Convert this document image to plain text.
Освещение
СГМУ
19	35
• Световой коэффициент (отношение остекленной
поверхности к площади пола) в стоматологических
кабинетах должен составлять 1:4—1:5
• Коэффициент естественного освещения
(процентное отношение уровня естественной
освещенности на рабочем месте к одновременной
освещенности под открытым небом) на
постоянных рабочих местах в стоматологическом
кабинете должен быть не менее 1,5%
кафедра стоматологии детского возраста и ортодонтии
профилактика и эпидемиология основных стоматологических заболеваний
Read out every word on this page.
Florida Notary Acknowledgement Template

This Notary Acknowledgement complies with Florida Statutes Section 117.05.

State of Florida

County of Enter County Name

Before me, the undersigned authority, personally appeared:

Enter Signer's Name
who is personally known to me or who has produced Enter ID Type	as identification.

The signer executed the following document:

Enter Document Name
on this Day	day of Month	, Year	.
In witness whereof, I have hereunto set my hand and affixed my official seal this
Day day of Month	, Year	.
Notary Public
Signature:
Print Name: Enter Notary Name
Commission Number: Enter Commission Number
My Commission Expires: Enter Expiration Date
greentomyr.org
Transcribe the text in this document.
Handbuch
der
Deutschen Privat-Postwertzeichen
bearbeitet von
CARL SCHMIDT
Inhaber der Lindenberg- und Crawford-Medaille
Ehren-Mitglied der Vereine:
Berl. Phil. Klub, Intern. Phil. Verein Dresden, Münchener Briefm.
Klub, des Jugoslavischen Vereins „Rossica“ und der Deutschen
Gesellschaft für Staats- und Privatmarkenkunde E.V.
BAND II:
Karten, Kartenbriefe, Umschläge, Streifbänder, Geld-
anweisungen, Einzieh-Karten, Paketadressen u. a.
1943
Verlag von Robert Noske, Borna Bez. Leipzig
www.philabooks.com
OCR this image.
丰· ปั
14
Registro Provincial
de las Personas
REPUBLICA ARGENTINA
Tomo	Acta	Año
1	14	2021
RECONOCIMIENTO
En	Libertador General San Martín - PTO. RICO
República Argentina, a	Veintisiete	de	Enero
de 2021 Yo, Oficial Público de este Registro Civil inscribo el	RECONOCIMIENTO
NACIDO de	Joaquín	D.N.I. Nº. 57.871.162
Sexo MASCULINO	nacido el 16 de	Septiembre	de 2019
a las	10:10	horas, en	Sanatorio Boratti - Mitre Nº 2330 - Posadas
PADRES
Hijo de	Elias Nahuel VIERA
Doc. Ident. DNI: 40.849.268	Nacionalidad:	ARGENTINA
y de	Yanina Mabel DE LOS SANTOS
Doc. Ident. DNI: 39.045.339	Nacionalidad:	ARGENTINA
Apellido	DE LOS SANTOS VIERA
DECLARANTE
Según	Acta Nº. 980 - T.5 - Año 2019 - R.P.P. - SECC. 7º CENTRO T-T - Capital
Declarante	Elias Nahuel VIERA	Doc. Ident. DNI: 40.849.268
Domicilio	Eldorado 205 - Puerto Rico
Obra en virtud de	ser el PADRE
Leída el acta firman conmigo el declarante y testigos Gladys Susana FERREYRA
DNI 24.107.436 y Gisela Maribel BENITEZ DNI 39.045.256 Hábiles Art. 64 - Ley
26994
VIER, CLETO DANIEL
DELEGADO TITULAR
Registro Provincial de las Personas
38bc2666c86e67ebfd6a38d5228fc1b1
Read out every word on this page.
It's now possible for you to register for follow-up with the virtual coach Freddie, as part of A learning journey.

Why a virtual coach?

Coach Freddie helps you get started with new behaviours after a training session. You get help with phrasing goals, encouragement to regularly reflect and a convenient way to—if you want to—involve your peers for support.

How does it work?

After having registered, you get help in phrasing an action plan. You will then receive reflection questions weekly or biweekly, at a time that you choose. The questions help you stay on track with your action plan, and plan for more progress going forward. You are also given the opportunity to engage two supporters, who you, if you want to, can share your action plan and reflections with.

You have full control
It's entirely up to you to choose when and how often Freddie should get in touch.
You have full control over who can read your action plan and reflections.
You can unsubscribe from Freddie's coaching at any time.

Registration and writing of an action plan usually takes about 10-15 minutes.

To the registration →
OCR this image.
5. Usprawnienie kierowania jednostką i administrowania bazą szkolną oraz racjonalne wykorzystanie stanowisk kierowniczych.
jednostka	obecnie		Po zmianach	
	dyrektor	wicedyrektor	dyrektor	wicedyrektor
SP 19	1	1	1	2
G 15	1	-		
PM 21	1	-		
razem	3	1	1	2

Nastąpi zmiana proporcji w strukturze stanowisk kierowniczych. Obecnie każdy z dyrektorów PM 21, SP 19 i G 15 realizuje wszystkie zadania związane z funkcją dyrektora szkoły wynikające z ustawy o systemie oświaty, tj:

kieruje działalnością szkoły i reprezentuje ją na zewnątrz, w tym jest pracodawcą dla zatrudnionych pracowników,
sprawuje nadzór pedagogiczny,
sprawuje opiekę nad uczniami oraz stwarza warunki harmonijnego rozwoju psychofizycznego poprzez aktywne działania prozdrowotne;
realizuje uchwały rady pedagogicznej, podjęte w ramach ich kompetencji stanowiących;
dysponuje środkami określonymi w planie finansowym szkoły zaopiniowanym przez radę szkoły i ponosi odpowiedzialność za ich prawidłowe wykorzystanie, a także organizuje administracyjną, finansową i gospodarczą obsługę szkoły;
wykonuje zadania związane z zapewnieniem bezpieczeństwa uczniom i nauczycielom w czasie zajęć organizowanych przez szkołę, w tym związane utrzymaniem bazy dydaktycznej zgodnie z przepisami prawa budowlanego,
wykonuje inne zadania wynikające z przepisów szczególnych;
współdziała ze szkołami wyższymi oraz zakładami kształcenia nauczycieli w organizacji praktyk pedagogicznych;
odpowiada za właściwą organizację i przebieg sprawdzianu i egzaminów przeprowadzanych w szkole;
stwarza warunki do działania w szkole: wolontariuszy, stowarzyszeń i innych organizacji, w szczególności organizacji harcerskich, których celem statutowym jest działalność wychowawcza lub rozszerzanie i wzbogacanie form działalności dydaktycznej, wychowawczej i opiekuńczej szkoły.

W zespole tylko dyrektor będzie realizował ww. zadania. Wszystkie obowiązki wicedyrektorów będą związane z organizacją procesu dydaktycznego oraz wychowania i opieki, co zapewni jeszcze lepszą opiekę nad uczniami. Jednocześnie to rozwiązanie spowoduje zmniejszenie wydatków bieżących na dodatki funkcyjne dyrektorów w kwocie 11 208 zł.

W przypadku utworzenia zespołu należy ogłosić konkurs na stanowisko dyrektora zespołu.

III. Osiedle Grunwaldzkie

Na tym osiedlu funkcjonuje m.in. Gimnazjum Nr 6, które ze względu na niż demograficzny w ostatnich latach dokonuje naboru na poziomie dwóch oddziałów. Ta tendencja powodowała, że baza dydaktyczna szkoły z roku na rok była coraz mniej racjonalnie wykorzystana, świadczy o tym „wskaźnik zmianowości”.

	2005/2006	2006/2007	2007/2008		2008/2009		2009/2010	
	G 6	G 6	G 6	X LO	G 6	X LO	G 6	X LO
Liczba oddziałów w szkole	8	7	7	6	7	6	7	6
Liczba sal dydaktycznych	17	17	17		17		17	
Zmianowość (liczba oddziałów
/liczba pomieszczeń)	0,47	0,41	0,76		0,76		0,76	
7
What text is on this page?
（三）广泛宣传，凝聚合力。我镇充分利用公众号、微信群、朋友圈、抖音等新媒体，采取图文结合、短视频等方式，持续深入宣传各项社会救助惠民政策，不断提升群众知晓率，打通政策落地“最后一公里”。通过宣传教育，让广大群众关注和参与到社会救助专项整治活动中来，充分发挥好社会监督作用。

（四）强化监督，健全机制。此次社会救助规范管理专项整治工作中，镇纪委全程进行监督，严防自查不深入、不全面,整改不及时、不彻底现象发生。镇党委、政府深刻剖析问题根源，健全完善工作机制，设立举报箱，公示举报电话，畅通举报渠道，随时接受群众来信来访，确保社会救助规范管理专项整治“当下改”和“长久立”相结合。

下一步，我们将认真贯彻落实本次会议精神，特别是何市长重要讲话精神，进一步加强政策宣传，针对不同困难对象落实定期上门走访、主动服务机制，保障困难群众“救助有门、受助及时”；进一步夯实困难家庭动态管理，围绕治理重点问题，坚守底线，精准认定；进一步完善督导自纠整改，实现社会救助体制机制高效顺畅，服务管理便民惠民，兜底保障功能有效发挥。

··········

Above are the records. Copy every line in them holding "RECONOCIMIENTO".

▶ **Output of the exercise**:
RECONOCIMIENTO
de 2021 Yo, Oficial Público de este Registro Civil inscribo el	RECONOCIMIENTO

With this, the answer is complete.